Stated exercise
Reproduce the listing exactly, with no pictures in your copy.

--- start The input ---

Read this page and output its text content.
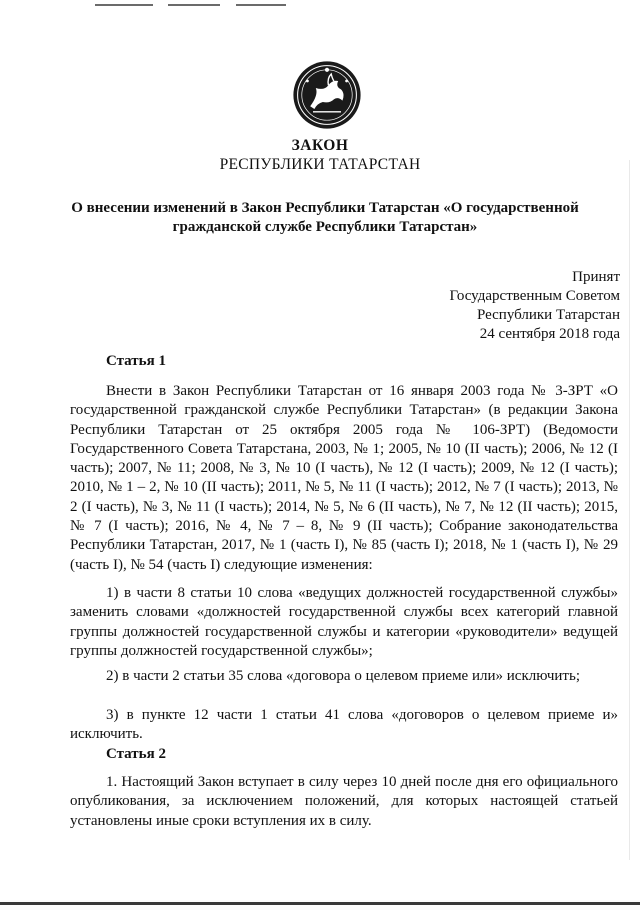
ЗАКОН
РЕСПУБЛИКИ ТАТАРСТАН
О внесении изменений в Закон Республики Татарстан «О государственной гражданской службе Республики Татарстан»
Принят
Государственным Советом
Республики Татарстан
24 сентября 2018 года
Статья 1

Внести в Закон Республики Татарстан от 16 января 2003 года № 3-ЗРТ «О государственной гражданской службе Республики Татарстан» (в редакции Закона Республики Татарстан от 25 октября 2005 года № 106-ЗРТ) (Ведомости Государственного Совета Татарстана, 2003, № 1; 2005, № 10 (II часть); 2006, № 12 (I часть); 2007, № 11; 2008, № 3, № 10 (I часть), № 12 (I часть); 2009, № 12 (I часть); 2010, № 1 – 2, № 10 (II часть); 2011, № 5, № 11 (I часть); 2012, № 7 (I часть); 2013, № 2 (I часть), № 3, № 11 (I часть); 2014, № 5, № 6 (II часть), № 7, № 12 (II часть); 2015, № 7 (I часть); 2016, № 4, № 7 – 8, № 9 (II часть); Собрание законодательства Республики Татарстан, 2017, № 1 (часть I), № 85 (часть I); 2018, № 1 (часть I), № 29 (часть I), № 54 (часть I) следующие изменения:

1) в части 8 статьи 10 слова «ведущих должностей государственной службы» заменить словами «должностей государственной службы всех категорий главной группы должностей государственной службы и категории «руководители» ведущей группы должностей государственной службы»;

2) в части 2 статьи 35 слова «договора о целевом приеме или» исключить;

3) в пункте 12 части 1 статьи 41 слова «договоров о целевом приеме и» исключить.

Статья 2

1. Настоящий Закон вступает в силу через 10 дней после дня его официального опубликования, за исключением положений, для которых настоящей статьей установлены иные сроки вступления их в силу.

--- end The input ---

Expected answer
Read this page and output its text content.
ЗАКОН
РЕСПУБЛИКИ ТАТАРСТАН
О внесении изменений в Закон Республики Татарстан «О государственной гражданской службе Республики Татарстан»
Принят
Государственным Советом
Республики Татарстан
24 сентября 2018 года
Статья 1

Внести в Закон Республики Татарстан от 16 января 2003 года № 3-ЗРТ «О государственной гражданской службе Республики Татарстан» (в редакции Закона Республики Татарстан от 25 октября 2005 года № 106-ЗРТ) (Ведомости Государственного Совета Татарстана, 2003, № 1; 2005, № 10 (II часть); 2006, № 12 (I часть); 2007, № 11; 2008, № 3, № 10 (I часть), № 12 (I часть); 2009, № 12 (I часть); 2010, № 1 – 2, № 10 (II часть); 2011, № 5, № 11 (I часть); 2012, № 7 (I часть); 2013, № 2 (I часть), № 3, № 11 (I часть); 2014, № 5, № 6 (II часть), № 7, № 12 (II часть); 2015, № 7 (I часть); 2016, № 4, № 7 – 8, № 9 (II часть); Собрание законодательства Республики Татарстан, 2017, № 1 (часть I), № 85 (часть I); 2018, № 1 (часть I), № 29 (часть I), № 54 (часть I) следующие изменения:

1) в части 8 статьи 10 слова «ведущих должностей государственной службы» заменить словами «должностей государственной службы всех категорий главной группы должностей государственной службы и категории «руководители» ведущей группы должностей государственной службы»;

2) в части 2 статьи 35 слова «договора о целевом приеме или» исключить;

3) в пункте 12 части 1 статьи 41 слова «договоров о целевом приеме и» исключить.

Статья 2

1. Настоящий Закон вступает в силу через 10 дней после дня его официального опубликования, за исключением положений, для которых настоящей статьей установлены иные сроки вступления их в силу.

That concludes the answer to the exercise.